*Goal:*
Return each line containing the string "text".

*Data excerpts:*
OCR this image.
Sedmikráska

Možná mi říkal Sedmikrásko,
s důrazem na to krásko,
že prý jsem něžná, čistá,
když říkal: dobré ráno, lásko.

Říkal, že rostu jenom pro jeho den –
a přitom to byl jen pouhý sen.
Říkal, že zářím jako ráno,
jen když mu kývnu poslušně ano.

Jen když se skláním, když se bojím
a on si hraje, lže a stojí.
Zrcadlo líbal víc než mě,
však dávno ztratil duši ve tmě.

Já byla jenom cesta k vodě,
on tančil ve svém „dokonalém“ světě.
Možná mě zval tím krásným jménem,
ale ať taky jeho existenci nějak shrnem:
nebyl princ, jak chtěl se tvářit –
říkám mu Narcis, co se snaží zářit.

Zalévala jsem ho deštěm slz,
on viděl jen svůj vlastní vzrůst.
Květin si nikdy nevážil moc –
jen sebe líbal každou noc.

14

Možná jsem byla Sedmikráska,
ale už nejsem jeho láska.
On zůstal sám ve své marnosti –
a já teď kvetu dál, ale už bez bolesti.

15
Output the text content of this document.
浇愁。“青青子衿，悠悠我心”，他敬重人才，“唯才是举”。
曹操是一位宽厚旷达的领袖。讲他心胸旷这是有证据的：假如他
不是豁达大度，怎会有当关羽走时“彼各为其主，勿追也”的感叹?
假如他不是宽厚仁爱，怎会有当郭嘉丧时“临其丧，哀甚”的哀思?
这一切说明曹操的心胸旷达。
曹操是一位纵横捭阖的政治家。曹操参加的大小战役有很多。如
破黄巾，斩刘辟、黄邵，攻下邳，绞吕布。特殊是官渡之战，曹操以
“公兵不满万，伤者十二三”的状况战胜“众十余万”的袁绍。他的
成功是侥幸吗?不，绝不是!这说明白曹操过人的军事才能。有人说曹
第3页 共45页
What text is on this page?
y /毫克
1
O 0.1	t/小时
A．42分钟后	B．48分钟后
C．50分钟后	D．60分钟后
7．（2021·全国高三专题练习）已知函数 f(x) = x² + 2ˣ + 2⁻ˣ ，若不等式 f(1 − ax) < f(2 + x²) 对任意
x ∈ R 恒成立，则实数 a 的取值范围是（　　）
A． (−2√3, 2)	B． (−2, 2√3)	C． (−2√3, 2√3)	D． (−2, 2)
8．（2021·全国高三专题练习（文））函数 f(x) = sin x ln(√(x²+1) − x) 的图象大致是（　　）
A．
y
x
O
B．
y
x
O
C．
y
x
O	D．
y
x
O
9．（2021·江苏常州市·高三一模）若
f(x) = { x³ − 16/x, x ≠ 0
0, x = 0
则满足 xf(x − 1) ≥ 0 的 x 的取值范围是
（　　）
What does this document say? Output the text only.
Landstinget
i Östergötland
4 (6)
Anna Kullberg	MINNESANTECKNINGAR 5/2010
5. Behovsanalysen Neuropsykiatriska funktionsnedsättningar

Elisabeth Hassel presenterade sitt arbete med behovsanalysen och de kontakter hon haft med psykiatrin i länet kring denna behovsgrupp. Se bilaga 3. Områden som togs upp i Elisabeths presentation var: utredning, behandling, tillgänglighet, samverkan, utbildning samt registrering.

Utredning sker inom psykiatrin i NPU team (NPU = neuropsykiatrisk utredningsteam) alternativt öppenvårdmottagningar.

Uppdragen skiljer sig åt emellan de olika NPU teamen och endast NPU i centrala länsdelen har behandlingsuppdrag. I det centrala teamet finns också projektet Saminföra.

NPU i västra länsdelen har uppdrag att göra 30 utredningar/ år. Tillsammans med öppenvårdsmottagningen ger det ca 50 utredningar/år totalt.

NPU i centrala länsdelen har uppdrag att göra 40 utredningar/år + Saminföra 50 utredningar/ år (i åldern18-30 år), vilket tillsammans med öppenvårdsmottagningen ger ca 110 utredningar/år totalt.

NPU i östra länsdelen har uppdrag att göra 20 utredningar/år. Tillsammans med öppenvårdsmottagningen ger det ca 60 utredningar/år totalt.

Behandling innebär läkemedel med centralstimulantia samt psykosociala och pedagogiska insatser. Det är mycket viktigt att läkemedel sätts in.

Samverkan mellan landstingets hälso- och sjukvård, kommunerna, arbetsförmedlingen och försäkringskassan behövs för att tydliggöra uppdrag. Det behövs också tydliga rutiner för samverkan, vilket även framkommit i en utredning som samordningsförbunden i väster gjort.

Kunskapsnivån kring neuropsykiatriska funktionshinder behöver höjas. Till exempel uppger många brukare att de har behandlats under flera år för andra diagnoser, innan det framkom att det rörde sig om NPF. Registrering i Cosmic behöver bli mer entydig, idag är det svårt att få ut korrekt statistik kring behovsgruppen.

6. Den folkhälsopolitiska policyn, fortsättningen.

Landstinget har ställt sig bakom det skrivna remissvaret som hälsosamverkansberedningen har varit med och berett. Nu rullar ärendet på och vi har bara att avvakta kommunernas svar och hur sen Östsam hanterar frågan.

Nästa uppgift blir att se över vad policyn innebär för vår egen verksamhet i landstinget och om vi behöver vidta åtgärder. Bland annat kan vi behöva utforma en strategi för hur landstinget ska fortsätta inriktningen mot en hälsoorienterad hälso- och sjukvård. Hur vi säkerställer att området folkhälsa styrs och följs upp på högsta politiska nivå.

*Complete response:*
Output the text content of this document.
What text is on this page?
What does this document say? Output the text only.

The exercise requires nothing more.